Quote the lines of the data below verbatim, beginning at the line that contains "Read out every word on this page." and ending at the last line, both included, and excluding pictures.

--- start of DATA EXTRACT ---

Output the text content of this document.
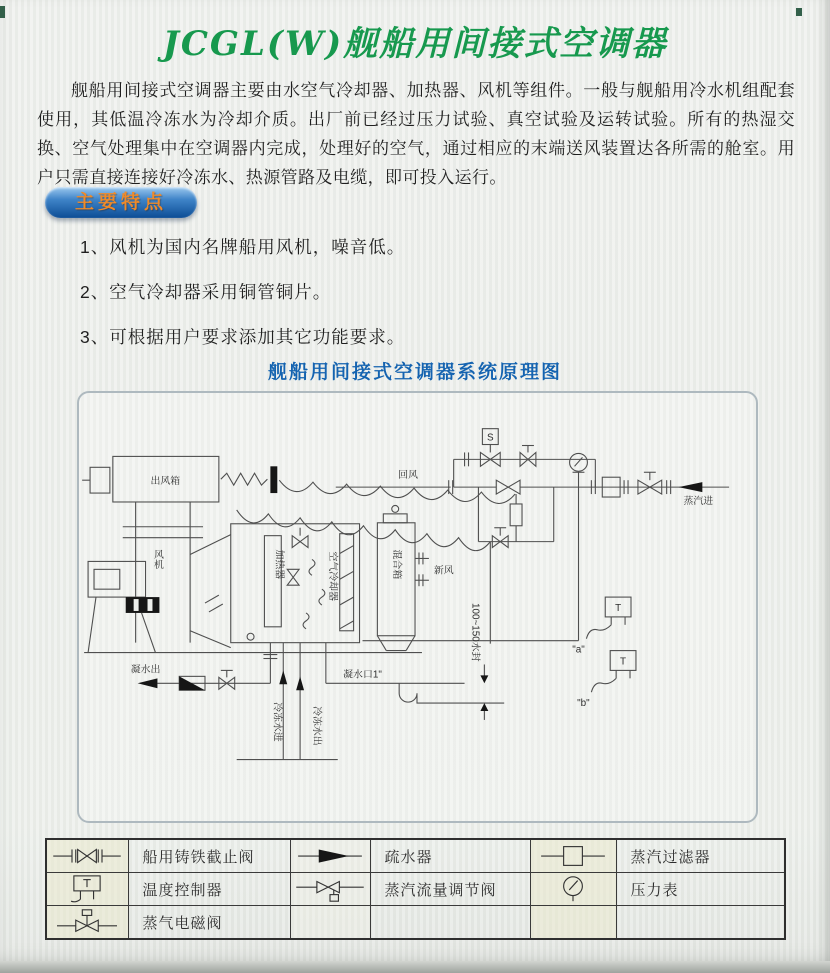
JCGL(W)舰船用间接式空调器
舰船用间接式空调器主要由水空气冷却器、加热器、风机等组件。一般与舰船用冷水机组配套使用，其低温冷冻水为冷却介质。出厂前已经过压力试验、真空试验及运转试验。所有的热湿交换、空气处理集中在空调器内完成，处理好的空气，通过相应的末端送风装置达各所需的舱室。用户只需直接连接好冷冻水、热源管路及电缆，即可投入运行。
主要特点
1、风机为国内名牌船用风机，噪音低。
2、空气冷却器采用铜管铜片。
3、可根据用户要求添加其它功能要求。
舰船用间接式空调器系统原理图
出风箱
回风
风机	加热器	空气冷却器	混合箱	新风
S
蒸汽进
T
"a"
T
"b"
凝水出
冷冻水进	冷冻水出
凝水口1"
100~150水封
	船用铸铁截止阀		疏水器		蒸汽过滤器

	温度控制器		蒸汽流量调节阀		压力表

	蒸气电磁阀				
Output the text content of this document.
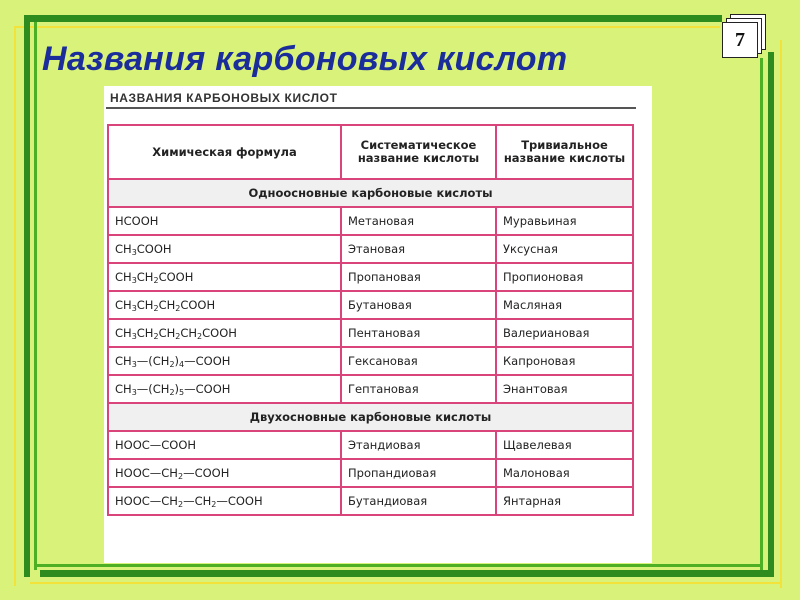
Названия карбоновых кислот
7
НАЗВАНИЯ КАРБОНОВЫХ КИСЛОТ
Химическая формула	Систематическое название кислоты	Тривиальное название кислоты
Одноосновные карбоновые кислоты		
HCOOH	Метановая	Муравьиная
$CH_3COOH$	Этановая	Уксусная
$CH_3CH_2COOH$	Пропановая	Пропионовая
$CH_3CH_2CH_2COOH$	Бутановая	Масляная
$CH_3CH_2CH_2CH_2COOH$	Пентановая	Валериановая
$CH_3—(CH_2)_4—COOH$	Гексановая	Капроновая
$CH_3—(CH_2)_5—COOH$	Гептановая	Энантовая
Двухосновные карбоновые кислоты		
HOOC—COOH	Этандиовая	Щавелевая
$HOOC—CH_2—COOH$	Пропандиовая	Малоновая
$HOOC—CH_2—CH_2—COOH$	Бутандиовая	Янтарная
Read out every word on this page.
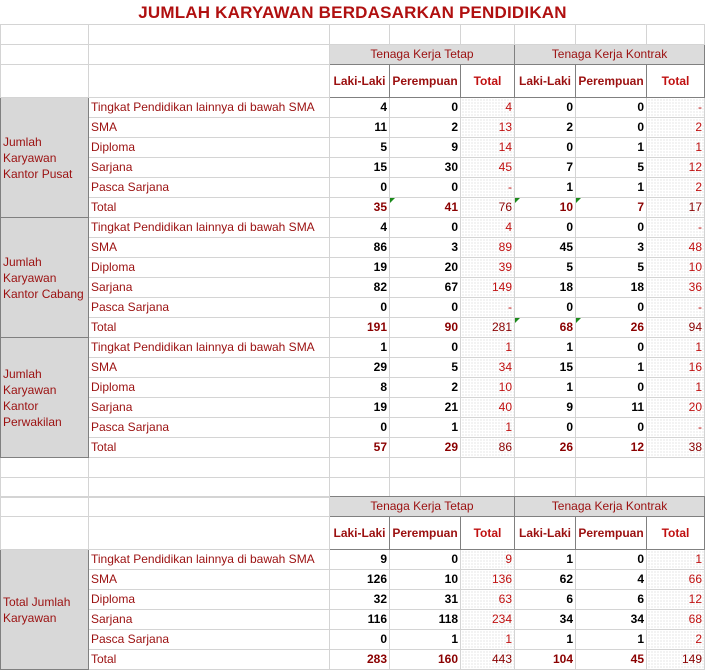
JUMLAH KARYAWAN BERDASARKAN PENDIDIKAN

		Tenaga Kerja Tetap			Tenaga Kerja Kontrak		
		Laki-Laki	Perempuan	Total	Laki-Laki	Perempuan	Total
Jumlah Karyawan Kantor Pusat	Tingkat Pendidikan lainnya di bawah SMA	4	0	4	0	0	-
	SMA	11	2	13	2	0	2
	Diploma	5	9	14	0	1	1
	Sarjana	15	30	45	7	5	12
	Pasca Sarjana	0	0	-	1	1	2
	Total	35	41	76	10	7	17
Jumlah Karyawan Kantor Cabang	Tingkat Pendidikan lainnya di bawah SMA	4	0	4	0	0	-
	SMA	86	3	89	45	3	48
	Diploma	19	20	39	5	5	10
	Sarjana	82	67	149	18	18	36
	Pasca Sarjana	0	0	-	0	0	-
	Total	191	90	281	68	26	94
Jumlah Karyawan Kantor Perwakilan	Tingkat Pendidikan lainnya di bawah SMA	1	0	1	1	0	1
	SMA	29	5	34	15	1	16
	Diploma	8	2	10	1	0	1
	Sarjana	19	21	40	9	11	20
	Pasca Sarjana	0	1	1	0	0	-
	Total	57	29	86	26	12	38

		Tenaga Kerja Tetap			Tenaga Kerja Kontrak		
		Laki-Laki	Perempuan	Total	Laki-Laki	Perempuan	Total
Total Jumlah Karyawan	Tingkat Pendidikan lainnya di bawah SMA	9	0	9	1	0	1
	SMA	126	10	136	62	4	66
	Diploma	32	31	63	6	6	12
	Sarjana	116	118	234	34	34	68
	Pasca Sarjana	0	1	1	1	1	2
	Total	283	160	443	104	45	149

--- end of DATA EXTRACT ---

§ SOLUTION TO THIS EXERCISE
Read out every word on this page.
JUMLAH KARYAWAN BERDASARKAN PENDIDIKAN

		Tenaga Kerja Tetap			Tenaga Kerja Kontrak		
		Laki-Laki	Perempuan	Total	Laki-Laki	Perempuan	Total
Jumlah Karyawan Kantor Pusat	Tingkat Pendidikan lainnya di bawah SMA	4	0	4	0	0	-
	SMA	11	2	13	2	0	2
	Diploma	5	9	14	0	1	1
	Sarjana	15	30	45	7	5	12
	Pasca Sarjana	0	0	-	1	1	2
	Total	35	41	76	10	7	17
Jumlah Karyawan Kantor Cabang	Tingkat Pendidikan lainnya di bawah SMA	4	0	4	0	0	-
	SMA	86	3	89	45	3	48
	Diploma	19	20	39	5	5	10
	Sarjana	82	67	149	18	18	36
	Pasca Sarjana	0	0	-	0	0	-
	Total	191	90	281	68	26	94
Jumlah Karyawan Kantor Perwakilan	Tingkat Pendidikan lainnya di bawah SMA	1	0	1	1	0	1
	SMA	29	5	34	15	1	16
	Diploma	8	2	10	1	0	1
	Sarjana	19	21	40	9	11	20
	Pasca Sarjana	0	1	1	0	0	-
	Total	57	29	86	26	12	38

		Tenaga Kerja Tetap			Tenaga Kerja Kontrak		
		Laki-Laki	Perempuan	Total	Laki-Laki	Perempuan	Total
Total Jumlah Karyawan	Tingkat Pendidikan lainnya di bawah SMA	9	0	9	1	0	1
	SMA	126	10	136	62	4	66
	Diploma	32	31	63	6	6	12
	Sarjana	116	118	234	34	34	68
	Pasca Sarjana	0	1	1	1	1	2
	Total	283	160	443	104	45	149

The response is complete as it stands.